### REQUIREMENT
Pick every line from the data that holds the word "building".

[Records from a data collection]
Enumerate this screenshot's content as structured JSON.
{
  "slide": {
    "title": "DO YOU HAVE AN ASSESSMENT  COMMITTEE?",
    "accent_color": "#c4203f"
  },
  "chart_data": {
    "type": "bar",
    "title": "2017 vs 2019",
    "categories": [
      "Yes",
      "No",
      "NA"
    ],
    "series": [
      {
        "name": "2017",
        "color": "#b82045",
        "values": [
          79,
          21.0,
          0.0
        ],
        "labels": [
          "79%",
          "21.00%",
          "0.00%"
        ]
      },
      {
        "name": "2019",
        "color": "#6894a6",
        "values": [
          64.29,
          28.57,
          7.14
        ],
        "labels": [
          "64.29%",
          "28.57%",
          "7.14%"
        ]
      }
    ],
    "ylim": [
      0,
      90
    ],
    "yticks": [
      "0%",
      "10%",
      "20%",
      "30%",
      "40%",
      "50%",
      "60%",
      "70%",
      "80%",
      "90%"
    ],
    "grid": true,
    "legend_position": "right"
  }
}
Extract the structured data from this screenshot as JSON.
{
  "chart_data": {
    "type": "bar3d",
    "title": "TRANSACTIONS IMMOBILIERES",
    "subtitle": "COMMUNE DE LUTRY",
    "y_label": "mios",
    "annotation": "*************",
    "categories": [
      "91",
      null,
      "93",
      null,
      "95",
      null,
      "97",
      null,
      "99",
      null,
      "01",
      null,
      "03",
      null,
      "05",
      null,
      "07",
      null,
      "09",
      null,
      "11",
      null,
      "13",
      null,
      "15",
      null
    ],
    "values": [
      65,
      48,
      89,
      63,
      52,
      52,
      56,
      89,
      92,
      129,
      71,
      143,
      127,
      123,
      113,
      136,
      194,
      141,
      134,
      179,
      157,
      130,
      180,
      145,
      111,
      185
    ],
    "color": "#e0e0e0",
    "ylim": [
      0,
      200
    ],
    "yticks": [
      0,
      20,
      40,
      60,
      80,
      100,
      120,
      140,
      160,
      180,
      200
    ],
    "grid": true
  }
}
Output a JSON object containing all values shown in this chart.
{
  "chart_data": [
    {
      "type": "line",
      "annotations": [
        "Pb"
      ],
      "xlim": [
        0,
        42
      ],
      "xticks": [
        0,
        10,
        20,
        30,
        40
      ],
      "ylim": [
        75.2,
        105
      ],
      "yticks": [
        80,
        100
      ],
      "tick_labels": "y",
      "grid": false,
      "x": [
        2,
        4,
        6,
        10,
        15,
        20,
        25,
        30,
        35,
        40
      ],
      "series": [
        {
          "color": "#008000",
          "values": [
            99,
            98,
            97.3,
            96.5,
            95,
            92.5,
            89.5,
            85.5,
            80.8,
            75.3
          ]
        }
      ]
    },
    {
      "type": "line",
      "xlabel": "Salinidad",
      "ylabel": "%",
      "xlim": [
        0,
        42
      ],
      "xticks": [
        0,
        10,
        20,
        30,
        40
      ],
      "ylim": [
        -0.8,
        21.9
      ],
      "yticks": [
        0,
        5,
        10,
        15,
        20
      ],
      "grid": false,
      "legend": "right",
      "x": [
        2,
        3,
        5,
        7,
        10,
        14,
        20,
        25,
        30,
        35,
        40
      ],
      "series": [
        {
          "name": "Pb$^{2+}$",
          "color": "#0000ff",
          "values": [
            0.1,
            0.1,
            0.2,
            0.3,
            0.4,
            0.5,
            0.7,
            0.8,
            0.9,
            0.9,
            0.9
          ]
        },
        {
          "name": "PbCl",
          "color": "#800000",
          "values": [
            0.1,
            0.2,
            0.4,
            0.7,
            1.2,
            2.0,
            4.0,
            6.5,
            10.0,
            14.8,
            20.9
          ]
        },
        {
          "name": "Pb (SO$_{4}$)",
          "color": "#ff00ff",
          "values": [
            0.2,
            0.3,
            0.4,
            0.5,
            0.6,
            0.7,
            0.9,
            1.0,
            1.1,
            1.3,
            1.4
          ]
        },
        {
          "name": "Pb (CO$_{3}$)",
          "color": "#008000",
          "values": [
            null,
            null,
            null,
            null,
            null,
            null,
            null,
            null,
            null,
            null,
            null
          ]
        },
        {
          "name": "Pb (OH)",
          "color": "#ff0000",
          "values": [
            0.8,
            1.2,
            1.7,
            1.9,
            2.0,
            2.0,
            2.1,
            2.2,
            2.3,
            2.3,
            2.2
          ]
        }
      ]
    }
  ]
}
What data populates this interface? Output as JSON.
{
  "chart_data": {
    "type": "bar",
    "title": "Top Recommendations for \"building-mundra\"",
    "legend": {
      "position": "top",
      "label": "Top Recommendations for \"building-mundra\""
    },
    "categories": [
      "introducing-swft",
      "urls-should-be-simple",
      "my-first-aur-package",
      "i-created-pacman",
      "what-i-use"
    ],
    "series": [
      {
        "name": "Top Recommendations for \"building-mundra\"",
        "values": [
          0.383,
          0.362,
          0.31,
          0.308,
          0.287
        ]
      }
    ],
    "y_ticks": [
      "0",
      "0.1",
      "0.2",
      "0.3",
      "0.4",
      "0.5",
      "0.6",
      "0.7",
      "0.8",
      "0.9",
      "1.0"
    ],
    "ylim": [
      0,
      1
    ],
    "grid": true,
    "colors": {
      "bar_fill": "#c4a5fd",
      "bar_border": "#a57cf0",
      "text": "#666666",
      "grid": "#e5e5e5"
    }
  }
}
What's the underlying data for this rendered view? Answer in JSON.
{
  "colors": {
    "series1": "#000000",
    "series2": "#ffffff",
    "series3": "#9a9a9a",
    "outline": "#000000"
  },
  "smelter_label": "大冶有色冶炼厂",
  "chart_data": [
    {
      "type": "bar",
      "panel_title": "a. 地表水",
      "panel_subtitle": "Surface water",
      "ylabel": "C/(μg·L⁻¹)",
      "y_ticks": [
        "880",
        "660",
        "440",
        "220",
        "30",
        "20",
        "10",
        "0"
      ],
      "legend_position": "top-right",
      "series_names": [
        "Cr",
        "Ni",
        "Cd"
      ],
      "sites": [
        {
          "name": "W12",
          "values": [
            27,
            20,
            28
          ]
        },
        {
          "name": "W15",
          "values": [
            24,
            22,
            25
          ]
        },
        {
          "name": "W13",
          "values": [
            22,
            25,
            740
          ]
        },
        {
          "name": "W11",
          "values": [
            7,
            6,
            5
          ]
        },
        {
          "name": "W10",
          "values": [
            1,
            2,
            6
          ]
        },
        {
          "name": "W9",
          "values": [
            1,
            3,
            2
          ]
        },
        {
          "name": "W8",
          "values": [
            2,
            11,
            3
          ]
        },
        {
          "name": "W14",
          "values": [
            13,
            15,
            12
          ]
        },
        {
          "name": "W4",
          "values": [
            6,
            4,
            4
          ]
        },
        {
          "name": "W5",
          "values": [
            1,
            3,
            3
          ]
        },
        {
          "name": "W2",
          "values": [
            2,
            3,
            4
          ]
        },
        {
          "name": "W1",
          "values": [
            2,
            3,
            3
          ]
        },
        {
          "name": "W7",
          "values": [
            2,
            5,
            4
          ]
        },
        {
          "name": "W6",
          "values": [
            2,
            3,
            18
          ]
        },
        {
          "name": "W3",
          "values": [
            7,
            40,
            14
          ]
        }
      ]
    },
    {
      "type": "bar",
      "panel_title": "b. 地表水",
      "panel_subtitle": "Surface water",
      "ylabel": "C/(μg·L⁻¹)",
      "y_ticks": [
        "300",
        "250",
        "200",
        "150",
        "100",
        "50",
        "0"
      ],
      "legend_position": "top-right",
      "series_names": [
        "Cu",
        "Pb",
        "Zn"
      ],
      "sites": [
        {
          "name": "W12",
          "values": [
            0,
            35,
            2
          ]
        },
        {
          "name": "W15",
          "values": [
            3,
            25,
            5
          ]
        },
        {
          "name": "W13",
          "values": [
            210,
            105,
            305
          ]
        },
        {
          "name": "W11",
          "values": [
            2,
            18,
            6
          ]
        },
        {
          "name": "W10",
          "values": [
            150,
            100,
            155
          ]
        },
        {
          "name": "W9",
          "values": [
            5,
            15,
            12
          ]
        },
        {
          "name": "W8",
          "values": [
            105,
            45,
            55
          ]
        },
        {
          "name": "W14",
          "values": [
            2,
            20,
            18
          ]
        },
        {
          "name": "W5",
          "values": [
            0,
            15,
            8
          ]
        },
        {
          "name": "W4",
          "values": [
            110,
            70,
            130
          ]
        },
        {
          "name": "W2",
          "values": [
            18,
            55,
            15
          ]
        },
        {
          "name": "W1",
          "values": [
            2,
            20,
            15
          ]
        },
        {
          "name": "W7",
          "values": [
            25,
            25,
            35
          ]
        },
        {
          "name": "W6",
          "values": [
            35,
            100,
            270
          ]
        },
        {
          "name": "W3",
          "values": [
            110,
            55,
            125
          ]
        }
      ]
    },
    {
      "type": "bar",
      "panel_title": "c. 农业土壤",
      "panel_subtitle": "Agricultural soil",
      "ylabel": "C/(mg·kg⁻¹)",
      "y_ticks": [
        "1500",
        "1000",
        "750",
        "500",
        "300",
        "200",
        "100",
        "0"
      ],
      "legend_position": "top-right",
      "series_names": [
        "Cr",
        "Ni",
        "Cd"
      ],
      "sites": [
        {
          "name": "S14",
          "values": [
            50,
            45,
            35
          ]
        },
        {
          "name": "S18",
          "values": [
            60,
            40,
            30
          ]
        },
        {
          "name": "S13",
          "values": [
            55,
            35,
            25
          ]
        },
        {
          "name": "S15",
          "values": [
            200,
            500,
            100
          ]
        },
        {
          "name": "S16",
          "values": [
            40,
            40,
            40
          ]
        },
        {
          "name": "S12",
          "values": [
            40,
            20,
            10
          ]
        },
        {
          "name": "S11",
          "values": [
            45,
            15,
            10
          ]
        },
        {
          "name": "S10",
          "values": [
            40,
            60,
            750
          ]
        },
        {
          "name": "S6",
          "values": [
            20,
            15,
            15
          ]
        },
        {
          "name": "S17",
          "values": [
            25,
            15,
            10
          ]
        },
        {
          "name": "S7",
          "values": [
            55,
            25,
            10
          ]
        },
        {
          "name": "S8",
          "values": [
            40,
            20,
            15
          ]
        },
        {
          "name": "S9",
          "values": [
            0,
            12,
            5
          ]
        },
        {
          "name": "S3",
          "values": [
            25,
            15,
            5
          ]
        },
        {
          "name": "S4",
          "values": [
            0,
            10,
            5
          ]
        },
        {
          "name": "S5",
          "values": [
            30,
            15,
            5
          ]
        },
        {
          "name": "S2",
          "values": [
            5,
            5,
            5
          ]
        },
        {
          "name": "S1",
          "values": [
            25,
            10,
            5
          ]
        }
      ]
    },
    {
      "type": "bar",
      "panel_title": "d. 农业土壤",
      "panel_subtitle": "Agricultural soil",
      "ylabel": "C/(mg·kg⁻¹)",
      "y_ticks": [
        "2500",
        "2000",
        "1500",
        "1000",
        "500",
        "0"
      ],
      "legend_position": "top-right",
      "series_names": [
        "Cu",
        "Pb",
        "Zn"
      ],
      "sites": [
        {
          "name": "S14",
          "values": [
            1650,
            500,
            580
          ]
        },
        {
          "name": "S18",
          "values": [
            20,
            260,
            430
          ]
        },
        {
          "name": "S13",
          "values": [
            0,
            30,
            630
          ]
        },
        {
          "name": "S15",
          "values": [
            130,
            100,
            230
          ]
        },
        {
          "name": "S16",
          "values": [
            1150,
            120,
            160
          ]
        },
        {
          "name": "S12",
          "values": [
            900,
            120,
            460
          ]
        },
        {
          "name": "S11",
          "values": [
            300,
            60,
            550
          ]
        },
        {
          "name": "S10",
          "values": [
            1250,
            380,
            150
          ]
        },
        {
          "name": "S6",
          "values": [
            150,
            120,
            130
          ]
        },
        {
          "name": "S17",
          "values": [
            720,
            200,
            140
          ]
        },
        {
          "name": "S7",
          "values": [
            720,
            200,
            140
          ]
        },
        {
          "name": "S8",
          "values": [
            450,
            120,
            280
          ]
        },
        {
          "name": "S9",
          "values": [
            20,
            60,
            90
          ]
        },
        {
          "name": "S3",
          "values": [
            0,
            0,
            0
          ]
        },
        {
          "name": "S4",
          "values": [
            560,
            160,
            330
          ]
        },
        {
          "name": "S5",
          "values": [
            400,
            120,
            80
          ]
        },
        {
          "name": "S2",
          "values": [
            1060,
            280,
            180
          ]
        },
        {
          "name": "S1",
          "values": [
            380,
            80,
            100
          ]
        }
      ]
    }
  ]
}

### TASK OUTPUT
    "title": "Top Recommendations for \"building-mundra\"",
      "label": "Top Recommendations for \"building-mundra\""
        "name": "Top Recommendations for \"building-mundra\"",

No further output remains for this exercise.